* [Request] Work out how many lines in the data hold the word "recovered", and reply with that number only.

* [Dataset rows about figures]
|---|

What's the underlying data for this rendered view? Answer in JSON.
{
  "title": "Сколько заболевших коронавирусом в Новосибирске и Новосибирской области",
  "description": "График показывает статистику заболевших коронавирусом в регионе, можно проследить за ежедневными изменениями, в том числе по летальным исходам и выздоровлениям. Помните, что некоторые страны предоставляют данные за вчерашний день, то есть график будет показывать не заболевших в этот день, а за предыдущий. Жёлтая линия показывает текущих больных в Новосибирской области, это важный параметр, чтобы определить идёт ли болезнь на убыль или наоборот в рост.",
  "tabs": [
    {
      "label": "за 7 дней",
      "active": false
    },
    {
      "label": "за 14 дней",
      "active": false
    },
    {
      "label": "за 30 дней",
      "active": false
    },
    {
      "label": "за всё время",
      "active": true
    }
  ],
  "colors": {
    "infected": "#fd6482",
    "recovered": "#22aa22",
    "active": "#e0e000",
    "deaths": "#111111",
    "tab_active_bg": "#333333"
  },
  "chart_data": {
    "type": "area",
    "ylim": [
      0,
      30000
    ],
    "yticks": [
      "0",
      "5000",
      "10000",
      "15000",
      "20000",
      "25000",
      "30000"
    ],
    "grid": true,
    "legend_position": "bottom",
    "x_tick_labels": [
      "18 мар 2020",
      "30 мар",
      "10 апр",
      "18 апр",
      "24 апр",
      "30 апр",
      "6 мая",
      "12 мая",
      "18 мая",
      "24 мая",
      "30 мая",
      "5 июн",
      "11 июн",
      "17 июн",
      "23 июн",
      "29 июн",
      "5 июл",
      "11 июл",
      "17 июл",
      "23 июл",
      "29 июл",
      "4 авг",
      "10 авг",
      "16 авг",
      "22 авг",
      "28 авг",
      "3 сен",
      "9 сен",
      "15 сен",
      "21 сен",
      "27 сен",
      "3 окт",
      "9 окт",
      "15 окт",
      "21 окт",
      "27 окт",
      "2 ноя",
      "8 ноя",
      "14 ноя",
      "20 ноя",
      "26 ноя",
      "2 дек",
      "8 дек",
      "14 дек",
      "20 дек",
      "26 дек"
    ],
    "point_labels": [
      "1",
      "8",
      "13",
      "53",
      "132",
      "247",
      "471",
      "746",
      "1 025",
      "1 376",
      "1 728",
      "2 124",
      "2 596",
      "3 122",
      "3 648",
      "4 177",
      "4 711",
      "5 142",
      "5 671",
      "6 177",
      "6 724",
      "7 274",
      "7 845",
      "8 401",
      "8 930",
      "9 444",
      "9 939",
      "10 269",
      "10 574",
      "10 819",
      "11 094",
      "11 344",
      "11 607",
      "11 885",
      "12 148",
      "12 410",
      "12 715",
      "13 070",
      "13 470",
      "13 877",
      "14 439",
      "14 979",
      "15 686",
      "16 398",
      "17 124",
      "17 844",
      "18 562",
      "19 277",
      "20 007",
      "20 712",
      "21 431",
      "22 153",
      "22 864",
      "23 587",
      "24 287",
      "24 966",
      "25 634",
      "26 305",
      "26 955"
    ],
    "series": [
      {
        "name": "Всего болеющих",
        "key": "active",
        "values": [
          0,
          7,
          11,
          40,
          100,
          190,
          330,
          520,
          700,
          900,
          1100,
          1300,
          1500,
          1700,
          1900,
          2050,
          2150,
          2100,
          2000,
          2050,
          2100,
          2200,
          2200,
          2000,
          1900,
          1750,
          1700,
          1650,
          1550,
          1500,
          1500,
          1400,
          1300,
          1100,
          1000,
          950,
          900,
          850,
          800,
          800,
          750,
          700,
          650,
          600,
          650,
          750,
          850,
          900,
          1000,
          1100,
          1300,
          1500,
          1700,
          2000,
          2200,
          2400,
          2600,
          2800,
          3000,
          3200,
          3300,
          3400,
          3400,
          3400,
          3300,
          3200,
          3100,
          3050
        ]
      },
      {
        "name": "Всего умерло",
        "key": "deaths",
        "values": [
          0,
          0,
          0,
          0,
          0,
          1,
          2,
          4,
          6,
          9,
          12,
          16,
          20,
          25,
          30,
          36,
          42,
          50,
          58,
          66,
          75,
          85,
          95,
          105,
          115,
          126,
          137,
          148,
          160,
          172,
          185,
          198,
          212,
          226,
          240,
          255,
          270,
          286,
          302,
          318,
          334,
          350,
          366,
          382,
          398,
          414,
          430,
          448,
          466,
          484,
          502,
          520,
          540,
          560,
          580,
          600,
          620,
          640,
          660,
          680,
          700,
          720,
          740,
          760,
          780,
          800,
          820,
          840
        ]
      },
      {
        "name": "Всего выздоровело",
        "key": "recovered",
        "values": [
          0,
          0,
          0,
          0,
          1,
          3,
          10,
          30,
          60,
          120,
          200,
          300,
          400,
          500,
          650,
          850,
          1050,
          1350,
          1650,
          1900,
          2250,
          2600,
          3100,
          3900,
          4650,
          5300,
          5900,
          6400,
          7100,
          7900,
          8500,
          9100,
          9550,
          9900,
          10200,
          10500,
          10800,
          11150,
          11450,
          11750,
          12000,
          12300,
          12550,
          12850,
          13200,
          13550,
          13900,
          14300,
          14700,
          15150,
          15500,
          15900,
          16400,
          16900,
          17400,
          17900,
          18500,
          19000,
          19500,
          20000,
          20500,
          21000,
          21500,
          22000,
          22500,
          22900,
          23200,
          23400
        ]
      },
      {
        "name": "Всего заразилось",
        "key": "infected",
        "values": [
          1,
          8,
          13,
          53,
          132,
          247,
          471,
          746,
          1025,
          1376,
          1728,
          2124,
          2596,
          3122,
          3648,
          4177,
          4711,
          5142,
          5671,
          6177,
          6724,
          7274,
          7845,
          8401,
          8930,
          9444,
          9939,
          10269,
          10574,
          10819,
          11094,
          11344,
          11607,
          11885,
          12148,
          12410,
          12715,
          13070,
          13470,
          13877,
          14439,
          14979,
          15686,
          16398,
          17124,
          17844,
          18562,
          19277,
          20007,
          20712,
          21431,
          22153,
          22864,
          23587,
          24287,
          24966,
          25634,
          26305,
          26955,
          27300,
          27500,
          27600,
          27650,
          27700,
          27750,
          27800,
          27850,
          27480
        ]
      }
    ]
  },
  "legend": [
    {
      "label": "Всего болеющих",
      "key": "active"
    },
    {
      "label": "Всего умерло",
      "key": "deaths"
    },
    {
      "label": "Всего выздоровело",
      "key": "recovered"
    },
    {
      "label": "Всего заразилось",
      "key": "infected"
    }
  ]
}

|---|

* [Final answer] 3